## Task brief
Find the lines below that contain the string "индекс". Copy each one.
──────── Raw records
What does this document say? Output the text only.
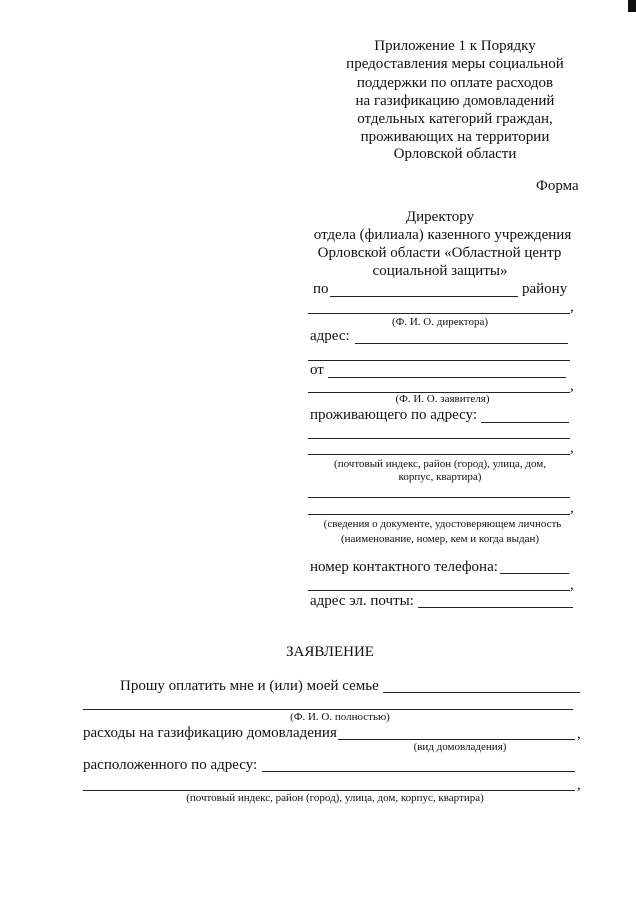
Приложение 1 к Порядку
предоставления меры социальной
поддержки по оплате расходов
на газификацию домовладений
отдельных категорий граждан,
проживающих на территории
Орловской области
Форма
Директору
отдела (филиала) казенного учреждения
Орловской области «Областной центр
социальной защиты»
по	району
,
(Ф. И. О. директора)
адрес:
от
,
(Ф. И. О. заявителя)
проживающего по адресу:
,
(почтовый индекс, район (город), улица, дом,
корпус, квартира)
,
(сведения о документе, удостоверяющем личность
(наименование, номер, кем и когда выдан)
номер контактного телефона:
,
адрес эл. почты:
ЗАЯВЛЕНИЕ
Прошу оплатить мне и (или) моей семье
(Ф. И. О. полностью)
расходы на газификацию домовладения	,
(вид домовладения)
расположенного по адресу:
,
(почтовый индекс, район (город), улица, дом, корпус, квартира)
────────────────
## Result of this exercise
(почтовый индекс, район (город), улица, дом,
(почтовый индекс, район (город), улица, дом, корпус, квартира)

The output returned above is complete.